● **The task**
Please return the full listing below without altering anything.

Entries from a dataset
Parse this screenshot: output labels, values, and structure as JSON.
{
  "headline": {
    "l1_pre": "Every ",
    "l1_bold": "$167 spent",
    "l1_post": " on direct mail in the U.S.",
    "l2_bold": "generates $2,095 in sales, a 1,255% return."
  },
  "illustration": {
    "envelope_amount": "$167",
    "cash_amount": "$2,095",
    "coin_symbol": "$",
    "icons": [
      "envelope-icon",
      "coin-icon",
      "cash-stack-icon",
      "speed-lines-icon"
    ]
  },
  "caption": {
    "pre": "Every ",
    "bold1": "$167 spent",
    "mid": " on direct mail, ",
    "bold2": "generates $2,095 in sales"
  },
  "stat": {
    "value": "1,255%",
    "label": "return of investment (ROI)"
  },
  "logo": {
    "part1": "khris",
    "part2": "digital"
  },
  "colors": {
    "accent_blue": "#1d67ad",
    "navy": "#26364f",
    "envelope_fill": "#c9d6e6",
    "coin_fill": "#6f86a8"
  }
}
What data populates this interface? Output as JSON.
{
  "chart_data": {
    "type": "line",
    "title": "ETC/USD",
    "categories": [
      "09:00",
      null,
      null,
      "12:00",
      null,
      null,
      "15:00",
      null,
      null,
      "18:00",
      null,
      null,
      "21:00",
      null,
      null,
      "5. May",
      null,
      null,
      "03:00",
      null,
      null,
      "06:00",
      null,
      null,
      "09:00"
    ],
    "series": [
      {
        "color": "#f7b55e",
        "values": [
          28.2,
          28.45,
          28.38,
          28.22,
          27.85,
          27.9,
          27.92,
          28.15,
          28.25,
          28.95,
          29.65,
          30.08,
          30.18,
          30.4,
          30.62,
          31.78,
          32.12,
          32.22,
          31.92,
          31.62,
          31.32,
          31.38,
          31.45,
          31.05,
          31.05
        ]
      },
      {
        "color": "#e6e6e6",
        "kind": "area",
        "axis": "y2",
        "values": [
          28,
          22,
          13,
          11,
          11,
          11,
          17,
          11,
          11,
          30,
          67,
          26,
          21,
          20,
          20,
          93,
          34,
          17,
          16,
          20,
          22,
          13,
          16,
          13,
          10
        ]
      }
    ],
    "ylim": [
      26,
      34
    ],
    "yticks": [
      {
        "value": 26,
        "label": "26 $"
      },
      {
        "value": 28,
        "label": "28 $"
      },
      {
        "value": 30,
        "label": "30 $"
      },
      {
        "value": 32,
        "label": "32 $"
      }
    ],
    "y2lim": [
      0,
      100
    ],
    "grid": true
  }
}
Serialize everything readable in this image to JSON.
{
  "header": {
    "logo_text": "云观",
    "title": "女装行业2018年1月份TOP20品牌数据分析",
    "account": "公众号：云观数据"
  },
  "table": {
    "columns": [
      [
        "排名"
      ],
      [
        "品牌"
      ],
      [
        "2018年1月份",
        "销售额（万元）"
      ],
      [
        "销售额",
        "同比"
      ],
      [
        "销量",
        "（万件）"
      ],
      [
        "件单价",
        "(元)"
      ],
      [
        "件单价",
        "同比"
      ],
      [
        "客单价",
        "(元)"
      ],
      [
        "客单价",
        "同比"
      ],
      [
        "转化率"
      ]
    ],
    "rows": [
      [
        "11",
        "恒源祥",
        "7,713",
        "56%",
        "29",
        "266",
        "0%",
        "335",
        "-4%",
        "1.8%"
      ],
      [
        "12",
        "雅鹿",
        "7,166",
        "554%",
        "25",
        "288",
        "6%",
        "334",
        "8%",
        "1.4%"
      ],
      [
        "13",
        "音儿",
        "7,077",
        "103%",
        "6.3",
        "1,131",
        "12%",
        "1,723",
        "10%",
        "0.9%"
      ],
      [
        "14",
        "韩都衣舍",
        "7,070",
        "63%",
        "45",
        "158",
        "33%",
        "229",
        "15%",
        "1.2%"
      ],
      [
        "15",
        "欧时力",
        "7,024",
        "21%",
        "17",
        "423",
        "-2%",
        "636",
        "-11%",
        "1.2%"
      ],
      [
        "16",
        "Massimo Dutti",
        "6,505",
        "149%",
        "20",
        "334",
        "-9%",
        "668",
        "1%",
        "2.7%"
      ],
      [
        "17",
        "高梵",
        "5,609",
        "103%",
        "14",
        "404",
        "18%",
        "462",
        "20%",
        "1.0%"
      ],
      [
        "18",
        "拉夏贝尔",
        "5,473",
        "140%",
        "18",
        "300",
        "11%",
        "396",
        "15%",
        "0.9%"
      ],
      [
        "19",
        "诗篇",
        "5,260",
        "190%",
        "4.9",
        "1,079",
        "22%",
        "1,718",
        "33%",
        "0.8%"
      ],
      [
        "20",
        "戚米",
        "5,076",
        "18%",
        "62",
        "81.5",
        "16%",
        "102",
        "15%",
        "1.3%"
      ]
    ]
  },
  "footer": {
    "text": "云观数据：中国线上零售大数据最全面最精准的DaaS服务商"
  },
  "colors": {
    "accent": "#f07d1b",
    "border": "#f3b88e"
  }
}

● **Reply**
Parse this screenshot: output labels, values, and structure as JSON.
{
  "headline": {
    "l1_pre": "Every ",
    "l1_bold": "$167 spent",
    "l1_post": " on direct mail in the U.S.",
    "l2_bold": "generates $2,095 in sales, a 1,255% return."
  },
  "illustration": {
    "envelope_amount": "$167",
    "cash_amount": "$2,095",
    "coin_symbol": "$",
    "icons": [
      "envelope-icon",
      "coin-icon",
      "cash-stack-icon",
      "speed-lines-icon"
    ]
  },
  "caption": {
    "pre": "Every ",
    "bold1": "$167 spent",
    "mid": " on direct mail, ",
    "bold2": "generates $2,095 in sales"
  },
  "stat": {
    "value": "1,255%",
    "label": "return of investment (ROI)"
  },
  "logo": {
    "part1": "khris",
    "part2": "digital"
  },
  "colors": {
    "accent_blue": "#1d67ad",
    "navy": "#26364f",
    "envelope_fill": "#c9d6e6",
    "coin_fill": "#6f86a8"
  }
}
What data populates this interface? Output as JSON.
{
  "chart_data": {
    "type": "line",
    "title": "ETC/USD",
    "categories": [
      "09:00",
      null,
      null,
      "12:00",
      null,
      null,
      "15:00",
      null,
      null,
      "18:00",
      null,
      null,
      "21:00",
      null,
      null,
      "5. May",
      null,
      null,
      "03:00",
      null,
      null,
      "06:00",
      null,
      null,
      "09:00"
    ],
    "series": [
      {
        "color": "#f7b55e",
        "values": [
          28.2,
          28.45,
          28.38,
          28.22,
          27.85,
          27.9,
          27.92,
          28.15,
          28.25,
          28.95,
          29.65,
          30.08,
          30.18,
          30.4,
          30.62,
          31.78,
          32.12,
          32.22,
          31.92,
          31.62,
          31.32,
          31.38,
          31.45,
          31.05,
          31.05
        ]
      },
      {
        "color": "#e6e6e6",
        "kind": "area",
        "axis": "y2",
        "values": [
          28,
          22,
          13,
          11,
          11,
          11,
          17,
          11,
          11,
          30,
          67,
          26,
          21,
          20,
          20,
          93,
          34,
          17,
          16,
          20,
          22,
          13,
          16,
          13,
          10
        ]
      }
    ],
    "ylim": [
      26,
      34
    ],
    "yticks": [
      {
        "value": 26,
        "label": "26 $"
      },
      {
        "value": 28,
        "label": "28 $"
      },
      {
        "value": 30,
        "label": "30 $"
      },
      {
        "value": 32,
        "label": "32 $"
      }
    ],
    "y2lim": [
      0,
      100
    ],
    "grid": true
  }
}
Serialize everything readable in this image to JSON.
{
  "header": {
    "logo_text": "云观",
    "title": "女装行业2018年1月份TOP20品牌数据分析",
    "account": "公众号：云观数据"
  },
  "table": {
    "columns": [
      [
        "排名"
      ],
      [
        "品牌"
      ],
      [
        "2018年1月份",
        "销售额（万元）"
      ],
      [
        "销售额",
        "同比"
      ],
      [
        "销量",
        "（万件）"
      ],
      [
        "件单价",
        "(元)"
      ],
      [
        "件单价",
        "同比"
      ],
      [
        "客单价",
        "(元)"
      ],
      [
        "客单价",
        "同比"
      ],
      [
        "转化率"
      ]
    ],
    "rows": [
      [
        "11",
        "恒源祥",
        "7,713",
        "56%",
        "29",
        "266",
        "0%",
        "335",
        "-4%",
        "1.8%"
      ],
      [
        "12",
        "雅鹿",
        "7,166",
        "554%",
        "25",
        "288",
        "6%",
        "334",
        "8%",
        "1.4%"
      ],
      [
        "13",
        "音儿",
        "7,077",
        "103%",
        "6.3",
        "1,131",
        "12%",
        "1,723",
        "10%",
        "0.9%"
      ],
      [
        "14",
        "韩都衣舍",
        "7,070",
        "63%",
        "45",
        "158",
        "33%",
        "229",
        "15%",
        "1.2%"
      ],
      [
        "15",
        "欧时力",
        "7,024",
        "21%",
        "17",
        "423",
        "-2%",
        "636",
        "-11%",
        "1.2%"
      ],
      [
        "16",
        "Massimo Dutti",
        "6,505",
        "149%",
        "20",
        "334",
        "-9%",
        "668",
        "1%",
        "2.7%"
      ],
      [
        "17",
        "高梵",
        "5,609",
        "103%",
        "14",
        "404",
        "18%",
        "462",
        "20%",
        "1.0%"
      ],
      [
        "18",
        "拉夏贝尔",
        "5,473",
        "140%",
        "18",
        "300",
        "11%",
        "396",
        "15%",
        "0.9%"
      ],
      [
        "19",
        "诗篇",
        "5,260",
        "190%",
        "4.9",
        "1,079",
        "22%",
        "1,718",
        "33%",
        "0.8%"
      ],
      [
        "20",
        "戚米",
        "5,076",
        "18%",
        "62",
        "81.5",
        "16%",
        "102",
        "15%",
        "1.3%"
      ]
    ]
  },
  "footer": {
    "text": "云观数据：中国线上零售大数据最全面最精准的DaaS服务商"
  },
  "colors": {
    "accent": "#f07d1b",
    "border": "#f3b88e"
  }
}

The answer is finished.